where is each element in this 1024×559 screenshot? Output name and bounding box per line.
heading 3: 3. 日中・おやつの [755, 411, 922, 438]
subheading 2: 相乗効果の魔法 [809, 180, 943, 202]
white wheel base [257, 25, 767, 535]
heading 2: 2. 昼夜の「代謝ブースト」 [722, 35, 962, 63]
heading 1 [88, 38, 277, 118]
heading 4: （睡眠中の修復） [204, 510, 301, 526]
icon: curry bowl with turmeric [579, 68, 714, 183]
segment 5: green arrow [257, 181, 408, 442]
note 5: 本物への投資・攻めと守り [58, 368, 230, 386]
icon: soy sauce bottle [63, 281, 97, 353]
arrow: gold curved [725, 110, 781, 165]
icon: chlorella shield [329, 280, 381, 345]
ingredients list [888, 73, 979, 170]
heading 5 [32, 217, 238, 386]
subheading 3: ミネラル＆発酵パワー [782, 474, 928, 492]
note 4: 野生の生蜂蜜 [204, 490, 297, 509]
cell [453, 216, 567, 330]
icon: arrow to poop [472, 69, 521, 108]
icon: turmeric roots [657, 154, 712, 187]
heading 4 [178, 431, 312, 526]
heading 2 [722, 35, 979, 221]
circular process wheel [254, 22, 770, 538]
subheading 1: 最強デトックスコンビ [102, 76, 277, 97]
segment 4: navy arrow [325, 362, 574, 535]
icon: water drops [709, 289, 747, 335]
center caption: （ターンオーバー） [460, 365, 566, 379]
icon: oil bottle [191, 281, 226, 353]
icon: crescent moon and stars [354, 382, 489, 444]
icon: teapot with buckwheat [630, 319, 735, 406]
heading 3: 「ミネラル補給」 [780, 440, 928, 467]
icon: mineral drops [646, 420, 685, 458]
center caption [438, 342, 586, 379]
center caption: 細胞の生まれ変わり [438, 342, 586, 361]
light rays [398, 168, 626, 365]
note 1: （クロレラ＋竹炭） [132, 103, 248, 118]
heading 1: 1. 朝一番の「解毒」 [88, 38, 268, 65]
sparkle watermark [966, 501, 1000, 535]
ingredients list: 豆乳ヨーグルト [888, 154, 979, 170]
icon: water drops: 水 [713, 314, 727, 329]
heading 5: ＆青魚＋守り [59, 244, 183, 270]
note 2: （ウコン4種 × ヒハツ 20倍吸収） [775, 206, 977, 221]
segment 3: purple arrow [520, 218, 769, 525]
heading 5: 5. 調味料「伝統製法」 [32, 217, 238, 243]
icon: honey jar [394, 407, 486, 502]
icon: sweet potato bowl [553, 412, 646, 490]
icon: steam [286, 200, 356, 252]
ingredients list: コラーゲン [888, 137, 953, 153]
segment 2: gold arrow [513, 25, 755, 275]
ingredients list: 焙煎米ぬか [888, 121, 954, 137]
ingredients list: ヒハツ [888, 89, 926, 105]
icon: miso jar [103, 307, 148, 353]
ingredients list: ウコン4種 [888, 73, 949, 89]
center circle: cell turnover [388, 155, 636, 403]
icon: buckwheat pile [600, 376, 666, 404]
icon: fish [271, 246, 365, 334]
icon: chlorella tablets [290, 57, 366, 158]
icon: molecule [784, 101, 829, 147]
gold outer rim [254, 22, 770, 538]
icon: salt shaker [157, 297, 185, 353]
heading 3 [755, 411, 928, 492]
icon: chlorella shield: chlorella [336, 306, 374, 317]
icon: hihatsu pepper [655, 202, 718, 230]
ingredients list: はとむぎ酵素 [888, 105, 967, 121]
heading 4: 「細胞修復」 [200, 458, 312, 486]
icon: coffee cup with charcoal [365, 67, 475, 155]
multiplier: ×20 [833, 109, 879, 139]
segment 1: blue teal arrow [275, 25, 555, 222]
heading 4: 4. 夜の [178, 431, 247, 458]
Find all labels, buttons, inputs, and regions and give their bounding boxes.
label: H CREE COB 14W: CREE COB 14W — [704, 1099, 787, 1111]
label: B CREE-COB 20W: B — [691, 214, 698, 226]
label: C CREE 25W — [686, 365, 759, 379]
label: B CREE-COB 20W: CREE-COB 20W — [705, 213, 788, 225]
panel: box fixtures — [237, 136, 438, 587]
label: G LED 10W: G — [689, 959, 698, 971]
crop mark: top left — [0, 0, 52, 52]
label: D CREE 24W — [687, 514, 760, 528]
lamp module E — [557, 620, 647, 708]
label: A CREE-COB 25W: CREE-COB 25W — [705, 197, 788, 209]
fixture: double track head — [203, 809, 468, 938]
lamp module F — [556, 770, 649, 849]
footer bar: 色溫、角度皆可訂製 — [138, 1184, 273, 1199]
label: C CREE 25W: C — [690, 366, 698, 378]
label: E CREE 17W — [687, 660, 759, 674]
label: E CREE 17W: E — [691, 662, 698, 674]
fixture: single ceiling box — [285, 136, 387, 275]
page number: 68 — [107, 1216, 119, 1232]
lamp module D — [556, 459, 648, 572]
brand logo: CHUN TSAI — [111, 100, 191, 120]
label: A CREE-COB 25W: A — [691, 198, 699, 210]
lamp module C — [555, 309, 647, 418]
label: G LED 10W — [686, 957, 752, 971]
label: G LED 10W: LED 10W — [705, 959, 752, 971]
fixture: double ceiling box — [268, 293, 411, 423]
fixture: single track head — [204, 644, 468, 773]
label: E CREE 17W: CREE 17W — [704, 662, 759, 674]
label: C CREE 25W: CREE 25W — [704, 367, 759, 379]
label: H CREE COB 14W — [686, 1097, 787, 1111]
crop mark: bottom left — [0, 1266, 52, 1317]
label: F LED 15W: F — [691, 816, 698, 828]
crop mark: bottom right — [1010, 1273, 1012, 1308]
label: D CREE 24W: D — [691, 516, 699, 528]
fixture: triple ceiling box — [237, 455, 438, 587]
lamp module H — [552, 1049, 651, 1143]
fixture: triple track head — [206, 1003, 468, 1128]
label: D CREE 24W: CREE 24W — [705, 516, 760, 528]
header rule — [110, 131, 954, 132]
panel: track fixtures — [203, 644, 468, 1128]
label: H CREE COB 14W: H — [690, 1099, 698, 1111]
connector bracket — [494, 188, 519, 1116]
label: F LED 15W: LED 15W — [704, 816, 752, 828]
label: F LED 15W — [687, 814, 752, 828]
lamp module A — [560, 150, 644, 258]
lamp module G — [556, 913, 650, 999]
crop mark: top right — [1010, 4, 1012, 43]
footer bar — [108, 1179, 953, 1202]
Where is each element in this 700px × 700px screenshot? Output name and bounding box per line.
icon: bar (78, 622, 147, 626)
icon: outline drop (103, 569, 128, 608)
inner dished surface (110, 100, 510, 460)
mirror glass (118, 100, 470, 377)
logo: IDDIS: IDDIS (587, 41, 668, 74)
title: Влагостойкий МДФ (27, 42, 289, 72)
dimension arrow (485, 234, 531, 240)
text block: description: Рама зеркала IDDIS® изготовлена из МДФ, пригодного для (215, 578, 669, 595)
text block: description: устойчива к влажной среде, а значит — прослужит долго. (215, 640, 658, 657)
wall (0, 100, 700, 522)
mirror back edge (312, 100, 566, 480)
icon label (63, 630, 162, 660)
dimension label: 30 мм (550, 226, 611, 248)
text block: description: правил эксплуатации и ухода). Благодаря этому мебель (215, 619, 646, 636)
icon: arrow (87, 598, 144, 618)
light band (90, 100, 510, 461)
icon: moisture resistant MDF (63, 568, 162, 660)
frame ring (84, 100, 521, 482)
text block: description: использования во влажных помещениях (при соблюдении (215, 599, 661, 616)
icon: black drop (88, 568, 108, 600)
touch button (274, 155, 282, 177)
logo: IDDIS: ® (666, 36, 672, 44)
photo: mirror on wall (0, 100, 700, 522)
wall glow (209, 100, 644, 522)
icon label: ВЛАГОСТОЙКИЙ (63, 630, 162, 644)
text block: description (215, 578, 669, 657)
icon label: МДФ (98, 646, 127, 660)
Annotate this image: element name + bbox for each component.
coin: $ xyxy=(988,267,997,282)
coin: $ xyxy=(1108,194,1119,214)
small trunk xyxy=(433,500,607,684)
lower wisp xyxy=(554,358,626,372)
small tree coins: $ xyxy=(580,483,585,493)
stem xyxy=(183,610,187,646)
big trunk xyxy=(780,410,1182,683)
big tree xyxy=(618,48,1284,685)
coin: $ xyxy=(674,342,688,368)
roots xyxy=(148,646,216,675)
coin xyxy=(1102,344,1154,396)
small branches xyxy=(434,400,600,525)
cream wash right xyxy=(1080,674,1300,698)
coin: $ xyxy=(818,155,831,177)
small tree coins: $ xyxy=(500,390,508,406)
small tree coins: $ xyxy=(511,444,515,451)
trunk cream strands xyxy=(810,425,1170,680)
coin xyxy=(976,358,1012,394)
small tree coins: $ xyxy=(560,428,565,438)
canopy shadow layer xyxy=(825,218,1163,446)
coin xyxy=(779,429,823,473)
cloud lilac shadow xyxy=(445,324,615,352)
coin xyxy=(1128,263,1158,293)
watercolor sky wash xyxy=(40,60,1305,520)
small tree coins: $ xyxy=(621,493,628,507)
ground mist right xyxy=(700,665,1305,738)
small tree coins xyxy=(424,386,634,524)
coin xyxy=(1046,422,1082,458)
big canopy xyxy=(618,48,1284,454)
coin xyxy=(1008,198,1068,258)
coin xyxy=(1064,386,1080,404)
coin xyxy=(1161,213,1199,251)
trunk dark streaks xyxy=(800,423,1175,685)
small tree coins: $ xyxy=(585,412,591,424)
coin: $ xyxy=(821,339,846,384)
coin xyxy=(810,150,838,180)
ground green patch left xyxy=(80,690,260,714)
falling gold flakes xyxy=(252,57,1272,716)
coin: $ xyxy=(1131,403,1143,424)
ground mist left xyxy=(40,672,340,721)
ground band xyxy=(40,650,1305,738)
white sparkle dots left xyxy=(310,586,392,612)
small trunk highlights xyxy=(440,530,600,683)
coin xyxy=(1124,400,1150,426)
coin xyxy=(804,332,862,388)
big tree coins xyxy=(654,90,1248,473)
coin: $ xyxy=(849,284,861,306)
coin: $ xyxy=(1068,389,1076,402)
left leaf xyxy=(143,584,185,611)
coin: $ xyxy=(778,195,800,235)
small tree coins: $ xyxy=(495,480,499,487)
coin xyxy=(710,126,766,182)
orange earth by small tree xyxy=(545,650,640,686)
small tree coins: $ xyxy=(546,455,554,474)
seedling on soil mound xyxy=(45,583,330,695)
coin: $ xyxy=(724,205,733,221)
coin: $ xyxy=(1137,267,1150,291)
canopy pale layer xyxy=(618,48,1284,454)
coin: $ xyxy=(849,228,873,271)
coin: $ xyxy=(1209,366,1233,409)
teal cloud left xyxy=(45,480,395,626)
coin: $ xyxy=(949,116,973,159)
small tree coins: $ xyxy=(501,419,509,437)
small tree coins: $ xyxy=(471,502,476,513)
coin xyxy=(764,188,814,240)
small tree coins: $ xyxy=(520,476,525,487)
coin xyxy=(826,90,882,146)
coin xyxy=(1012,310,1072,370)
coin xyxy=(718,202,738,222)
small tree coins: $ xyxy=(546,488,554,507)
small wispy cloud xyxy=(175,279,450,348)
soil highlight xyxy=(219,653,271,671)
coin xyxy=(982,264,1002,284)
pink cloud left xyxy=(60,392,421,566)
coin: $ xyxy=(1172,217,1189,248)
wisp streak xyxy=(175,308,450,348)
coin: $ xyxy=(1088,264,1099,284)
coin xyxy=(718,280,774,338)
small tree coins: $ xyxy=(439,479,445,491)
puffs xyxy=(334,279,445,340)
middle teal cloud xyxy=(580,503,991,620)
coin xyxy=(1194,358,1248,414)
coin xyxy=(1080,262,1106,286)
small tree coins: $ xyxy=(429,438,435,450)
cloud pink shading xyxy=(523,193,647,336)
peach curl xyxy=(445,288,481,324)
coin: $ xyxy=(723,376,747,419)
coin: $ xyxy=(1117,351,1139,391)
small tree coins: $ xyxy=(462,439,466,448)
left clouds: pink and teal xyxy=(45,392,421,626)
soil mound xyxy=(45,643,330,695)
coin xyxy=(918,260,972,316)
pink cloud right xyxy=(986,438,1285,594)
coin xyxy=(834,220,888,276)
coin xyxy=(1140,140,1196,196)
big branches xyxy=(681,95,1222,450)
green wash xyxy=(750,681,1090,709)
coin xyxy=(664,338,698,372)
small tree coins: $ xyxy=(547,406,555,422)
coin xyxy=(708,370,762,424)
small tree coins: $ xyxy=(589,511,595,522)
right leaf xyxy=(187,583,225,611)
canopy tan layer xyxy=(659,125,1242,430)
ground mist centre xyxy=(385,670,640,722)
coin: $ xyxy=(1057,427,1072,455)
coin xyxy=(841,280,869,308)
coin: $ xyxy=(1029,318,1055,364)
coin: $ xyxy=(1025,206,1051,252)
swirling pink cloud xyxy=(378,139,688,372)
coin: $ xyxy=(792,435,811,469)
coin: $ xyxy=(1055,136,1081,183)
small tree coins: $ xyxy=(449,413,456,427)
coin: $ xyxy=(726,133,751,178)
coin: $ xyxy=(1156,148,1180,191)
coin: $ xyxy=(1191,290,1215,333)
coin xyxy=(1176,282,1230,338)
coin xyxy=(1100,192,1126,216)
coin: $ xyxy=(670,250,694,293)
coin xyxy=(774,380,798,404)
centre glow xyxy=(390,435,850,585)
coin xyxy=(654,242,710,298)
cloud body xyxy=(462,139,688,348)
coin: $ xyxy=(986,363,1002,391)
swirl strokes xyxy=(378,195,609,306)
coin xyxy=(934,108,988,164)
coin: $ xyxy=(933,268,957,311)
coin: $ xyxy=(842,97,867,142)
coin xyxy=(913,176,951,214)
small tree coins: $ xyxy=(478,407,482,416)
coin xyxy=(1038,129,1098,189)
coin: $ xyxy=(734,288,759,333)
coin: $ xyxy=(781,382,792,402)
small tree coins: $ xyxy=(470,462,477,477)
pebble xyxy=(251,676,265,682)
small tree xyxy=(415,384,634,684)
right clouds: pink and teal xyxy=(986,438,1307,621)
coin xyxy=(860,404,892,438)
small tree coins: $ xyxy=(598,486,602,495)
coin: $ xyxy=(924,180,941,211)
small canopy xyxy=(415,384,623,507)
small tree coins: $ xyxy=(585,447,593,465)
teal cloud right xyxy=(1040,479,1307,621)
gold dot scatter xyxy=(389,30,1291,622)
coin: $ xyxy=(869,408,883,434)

• WHAT TO WORK ON: Please give the items again, starting at the first line and ending at the line containing "subheading 3: ミネラル＆発酵パワー [782, 474, 928, 492]", with every "icon" changed to "symbol" and everything else left as it is.

• ANSWER TO THIS PROBLEM:
where is each element in this 1024×559 screenshot? Output name and bounding box per line.
heading 3: 3. 日中・おやつの [755, 411, 922, 438]
subheading 2: 相乗効果の魔法 [809, 180, 943, 202]
white wheel base [257, 25, 767, 535]
heading 2: 2. 昼夜の「代謝ブースト」 [722, 35, 962, 63]
heading 1 [88, 38, 277, 118]
heading 4: （睡眠中の修復） [204, 510, 301, 526]
symbol: curry bowl with turmeric [579, 68, 714, 183]
segment 5: green arrow [257, 181, 408, 442]
note 5: 本物への投資・攻めと守り [58, 368, 230, 386]
symbol: soy sauce bottle [63, 281, 97, 353]
arrow: gold curved [725, 110, 781, 165]
symbol: chlorella shield [329, 280, 381, 345]
ingredients list [888, 73, 979, 170]
heading 5 [32, 217, 238, 386]
subheading 3: ミネラル＆発酵パワー [782, 474, 928, 492]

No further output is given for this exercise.